[Part of a data file]
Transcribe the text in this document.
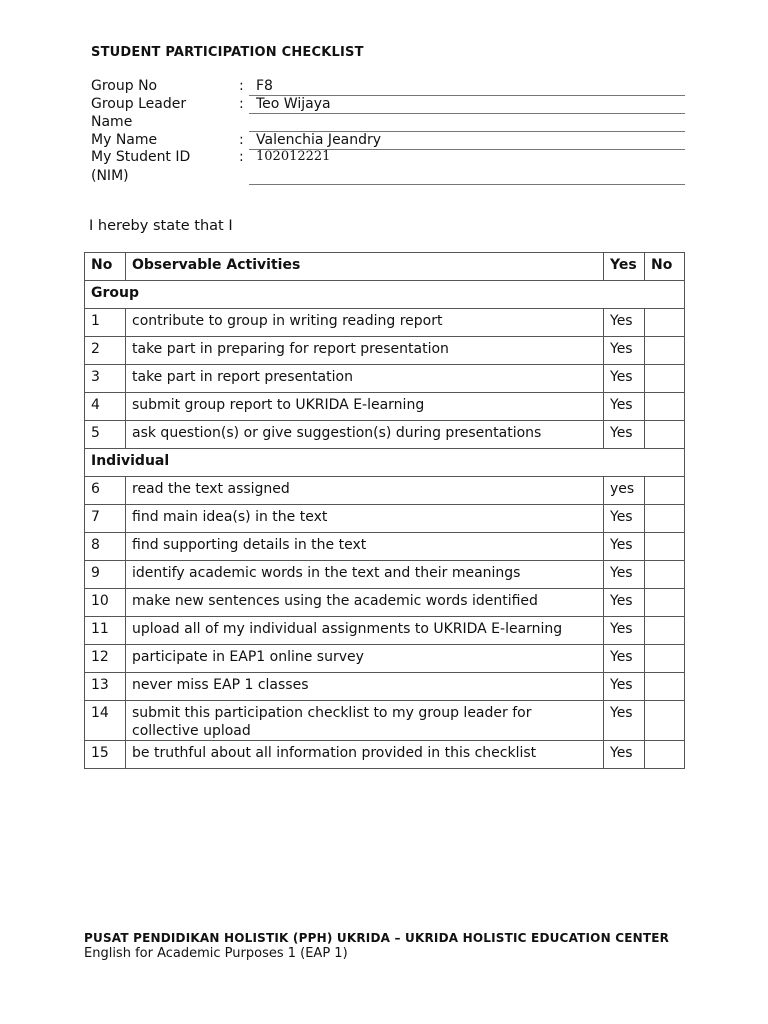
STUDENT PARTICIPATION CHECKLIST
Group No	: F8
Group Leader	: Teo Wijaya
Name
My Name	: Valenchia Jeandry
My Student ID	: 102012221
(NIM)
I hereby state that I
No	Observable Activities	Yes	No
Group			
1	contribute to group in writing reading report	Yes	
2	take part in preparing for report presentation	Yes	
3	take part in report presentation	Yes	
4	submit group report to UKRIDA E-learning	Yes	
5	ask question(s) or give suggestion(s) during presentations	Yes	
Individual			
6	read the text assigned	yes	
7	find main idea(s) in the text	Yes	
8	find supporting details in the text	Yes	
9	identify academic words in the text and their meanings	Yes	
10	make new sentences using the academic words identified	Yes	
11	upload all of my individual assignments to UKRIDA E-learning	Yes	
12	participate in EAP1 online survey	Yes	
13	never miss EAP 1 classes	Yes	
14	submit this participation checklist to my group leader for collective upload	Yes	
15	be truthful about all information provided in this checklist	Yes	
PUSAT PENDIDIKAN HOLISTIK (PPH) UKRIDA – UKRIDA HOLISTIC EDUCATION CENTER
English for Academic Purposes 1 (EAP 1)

...

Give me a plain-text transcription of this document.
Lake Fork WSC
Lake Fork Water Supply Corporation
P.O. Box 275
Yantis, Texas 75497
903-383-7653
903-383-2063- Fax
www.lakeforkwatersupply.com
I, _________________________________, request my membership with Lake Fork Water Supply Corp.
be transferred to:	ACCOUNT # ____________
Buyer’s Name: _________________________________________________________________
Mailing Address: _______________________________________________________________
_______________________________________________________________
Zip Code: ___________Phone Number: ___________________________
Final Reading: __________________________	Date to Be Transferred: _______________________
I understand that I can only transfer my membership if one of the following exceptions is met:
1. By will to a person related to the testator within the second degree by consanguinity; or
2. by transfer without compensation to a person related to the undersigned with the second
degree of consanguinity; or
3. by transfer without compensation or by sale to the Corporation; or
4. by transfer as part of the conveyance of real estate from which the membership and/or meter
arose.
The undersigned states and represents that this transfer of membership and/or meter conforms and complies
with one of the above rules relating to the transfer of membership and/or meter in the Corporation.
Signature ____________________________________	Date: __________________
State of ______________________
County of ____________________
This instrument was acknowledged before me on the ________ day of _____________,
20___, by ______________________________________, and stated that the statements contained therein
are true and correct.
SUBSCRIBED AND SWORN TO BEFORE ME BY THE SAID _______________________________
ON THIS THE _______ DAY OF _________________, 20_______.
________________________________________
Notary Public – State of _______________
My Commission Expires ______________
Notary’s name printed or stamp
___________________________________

--

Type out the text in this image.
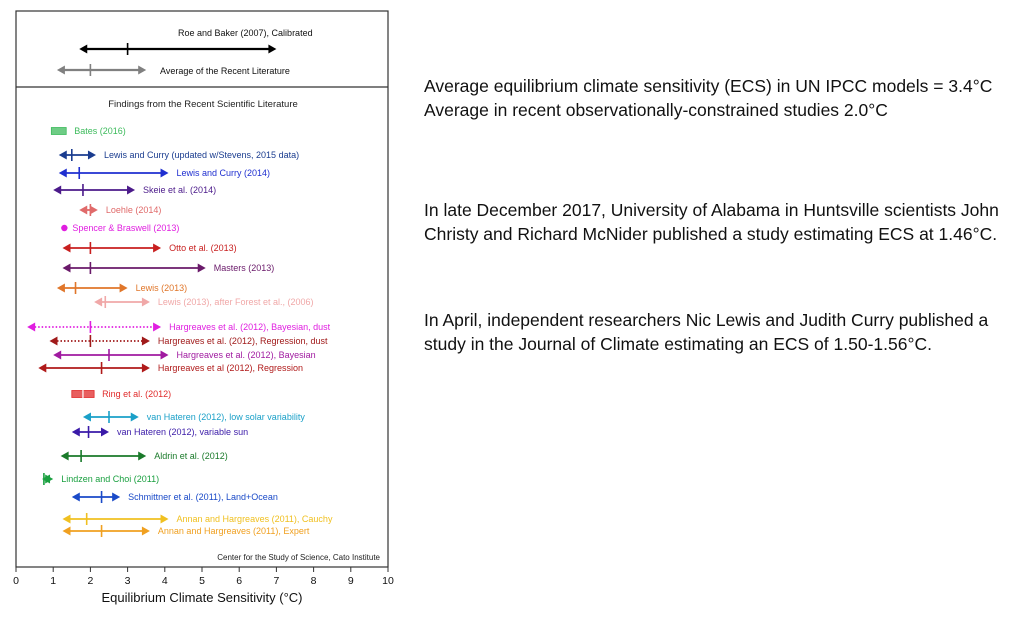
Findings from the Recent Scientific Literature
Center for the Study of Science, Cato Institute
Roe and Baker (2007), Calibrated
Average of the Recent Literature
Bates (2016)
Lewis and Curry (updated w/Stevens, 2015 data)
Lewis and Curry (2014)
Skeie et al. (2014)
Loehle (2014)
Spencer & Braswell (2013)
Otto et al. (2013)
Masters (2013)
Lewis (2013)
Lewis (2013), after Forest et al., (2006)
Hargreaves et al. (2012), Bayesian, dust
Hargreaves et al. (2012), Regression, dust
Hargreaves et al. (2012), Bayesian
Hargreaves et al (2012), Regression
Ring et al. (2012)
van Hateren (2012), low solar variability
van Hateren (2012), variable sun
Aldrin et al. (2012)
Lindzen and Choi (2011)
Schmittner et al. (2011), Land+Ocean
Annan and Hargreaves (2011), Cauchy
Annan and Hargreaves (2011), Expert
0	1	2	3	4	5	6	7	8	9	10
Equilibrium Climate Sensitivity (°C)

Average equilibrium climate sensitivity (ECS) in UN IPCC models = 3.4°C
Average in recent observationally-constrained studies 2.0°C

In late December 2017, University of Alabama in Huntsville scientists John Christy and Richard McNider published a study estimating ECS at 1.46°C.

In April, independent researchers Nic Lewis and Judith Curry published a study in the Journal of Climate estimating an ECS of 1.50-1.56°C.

The request
Pull out all lines containing "undersigned".

Complete response
2. by transfer without compensation to a person related to the undersigned with the second
The undersigned states and represents that this transfer of membership and/or meter conforms and complies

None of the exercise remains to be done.